──────── Data ────────

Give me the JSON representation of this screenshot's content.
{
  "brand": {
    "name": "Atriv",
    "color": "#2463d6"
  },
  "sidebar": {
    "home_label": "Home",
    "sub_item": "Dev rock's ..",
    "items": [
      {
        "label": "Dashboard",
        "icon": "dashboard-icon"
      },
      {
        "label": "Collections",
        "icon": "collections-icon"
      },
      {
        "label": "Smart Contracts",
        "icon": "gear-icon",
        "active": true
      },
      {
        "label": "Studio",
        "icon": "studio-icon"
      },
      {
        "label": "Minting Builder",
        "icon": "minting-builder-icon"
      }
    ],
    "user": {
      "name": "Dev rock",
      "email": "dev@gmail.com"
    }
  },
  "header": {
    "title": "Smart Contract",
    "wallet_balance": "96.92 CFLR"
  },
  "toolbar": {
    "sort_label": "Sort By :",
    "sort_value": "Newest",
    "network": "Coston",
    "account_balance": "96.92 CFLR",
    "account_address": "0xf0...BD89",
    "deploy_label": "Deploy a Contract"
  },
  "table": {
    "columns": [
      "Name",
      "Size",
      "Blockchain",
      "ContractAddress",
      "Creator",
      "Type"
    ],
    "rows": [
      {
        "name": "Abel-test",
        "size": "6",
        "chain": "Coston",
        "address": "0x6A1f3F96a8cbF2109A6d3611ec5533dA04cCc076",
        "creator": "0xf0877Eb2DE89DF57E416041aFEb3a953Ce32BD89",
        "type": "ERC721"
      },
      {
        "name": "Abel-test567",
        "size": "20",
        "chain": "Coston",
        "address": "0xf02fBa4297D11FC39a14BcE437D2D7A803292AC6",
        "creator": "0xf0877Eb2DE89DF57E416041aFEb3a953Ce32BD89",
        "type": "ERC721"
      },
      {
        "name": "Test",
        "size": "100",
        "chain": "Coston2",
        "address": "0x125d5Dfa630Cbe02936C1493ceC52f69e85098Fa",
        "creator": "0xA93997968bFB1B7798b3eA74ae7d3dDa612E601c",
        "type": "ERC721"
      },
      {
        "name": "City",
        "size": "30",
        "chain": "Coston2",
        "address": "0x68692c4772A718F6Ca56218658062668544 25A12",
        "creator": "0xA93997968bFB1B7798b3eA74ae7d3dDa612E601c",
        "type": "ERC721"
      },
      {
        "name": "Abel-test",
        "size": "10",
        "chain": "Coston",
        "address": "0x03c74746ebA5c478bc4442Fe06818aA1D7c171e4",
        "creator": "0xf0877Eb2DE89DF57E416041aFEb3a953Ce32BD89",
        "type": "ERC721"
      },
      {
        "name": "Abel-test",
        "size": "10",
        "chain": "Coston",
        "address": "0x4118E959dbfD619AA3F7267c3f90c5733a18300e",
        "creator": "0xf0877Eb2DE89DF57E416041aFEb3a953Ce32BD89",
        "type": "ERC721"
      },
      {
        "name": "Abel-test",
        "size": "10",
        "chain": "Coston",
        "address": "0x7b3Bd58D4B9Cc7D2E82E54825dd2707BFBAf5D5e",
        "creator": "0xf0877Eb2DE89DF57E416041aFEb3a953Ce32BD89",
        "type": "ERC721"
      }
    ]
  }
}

────────

Task:
Every record above needs to be repeated word for word.

Correct result:
Give me the JSON representation of this screenshot's content.
{
  "brand": {
    "name": "Atriv",
    "color": "#2463d6"
  },
  "sidebar": {
    "home_label": "Home",
    "sub_item": "Dev rock's ..",
    "items": [
      {
        "label": "Dashboard",
        "icon": "dashboard-icon"
      },
      {
        "label": "Collections",
        "icon": "collections-icon"
      },
      {
        "label": "Smart Contracts",
        "icon": "gear-icon",
        "active": true
      },
      {
        "label": "Studio",
        "icon": "studio-icon"
      },
      {
        "label": "Minting Builder",
        "icon": "minting-builder-icon"
      }
    ],
    "user": {
      "name": "Dev rock",
      "email": "dev@gmail.com"
    }
  },
  "header": {
    "title": "Smart Contract",
    "wallet_balance": "96.92 CFLR"
  },
  "toolbar": {
    "sort_label": "Sort By :",
    "sort_value": "Newest",
    "network": "Coston",
    "account_balance": "96.92 CFLR",
    "account_address": "0xf0...BD89",
    "deploy_label": "Deploy a Contract"
  },
  "table": {
    "columns": [
      "Name",
      "Size",
      "Blockchain",
      "ContractAddress",
      "Creator",
      "Type"
    ],
    "rows": [
      {
        "name": "Abel-test",
        "size": "6",
        "chain": "Coston",
        "address": "0x6A1f3F96a8cbF2109A6d3611ec5533dA04cCc076",
        "creator": "0xf0877Eb2DE89DF57E416041aFEb3a953Ce32BD89",
        "type": "ERC721"
      },
      {
        "name": "Abel-test567",
        "size": "20",
        "chain": "Coston",
        "address": "0xf02fBa4297D11FC39a14BcE437D2D7A803292AC6",
        "creator": "0xf0877Eb2DE89DF57E416041aFEb3a953Ce32BD89",
        "type": "ERC721"
      },
      {
        "name": "Test",
        "size": "100",
        "chain": "Coston2",
        "address": "0x125d5Dfa630Cbe02936C1493ceC52f69e85098Fa",
        "creator": "0xA93997968bFB1B7798b3eA74ae7d3dDa612E601c",
        "type": "ERC721"
      },
      {
        "name": "City",
        "size": "30",
        "chain": "Coston2",
        "address": "0x68692c4772A718F6Ca56218658062668544 25A12",
        "creator": "0xA93997968bFB1B7798b3eA74ae7d3dDa612E601c",
        "type": "ERC721"
      },
      {
        "name": "Abel-test",
        "size": "10",
        "chain": "Coston",
        "address": "0x03c74746ebA5c478bc4442Fe06818aA1D7c171e4",
        "creator": "0xf0877Eb2DE89DF57E416041aFEb3a953Ce32BD89",
        "type": "ERC721"
      },
      {
        "name": "Abel-test",
        "size": "10",
        "chain": "Coston",
        "address": "0x4118E959dbfD619AA3F7267c3f90c5733a18300e",
        "creator": "0xf0877Eb2DE89DF57E416041aFEb3a953Ce32BD89",
        "type": "ERC721"
      },
      {
        "name": "Abel-test",
        "size": "10",
        "chain": "Coston",
        "address": "0x7b3Bd58D4B9Cc7D2E82E54825dd2707BFBAf5D5e",
        "creator": "0xf0877Eb2DE89DF57E416041aFEb3a953Ce32BD89",
        "type": "ERC721"
      }
    ]
  }
}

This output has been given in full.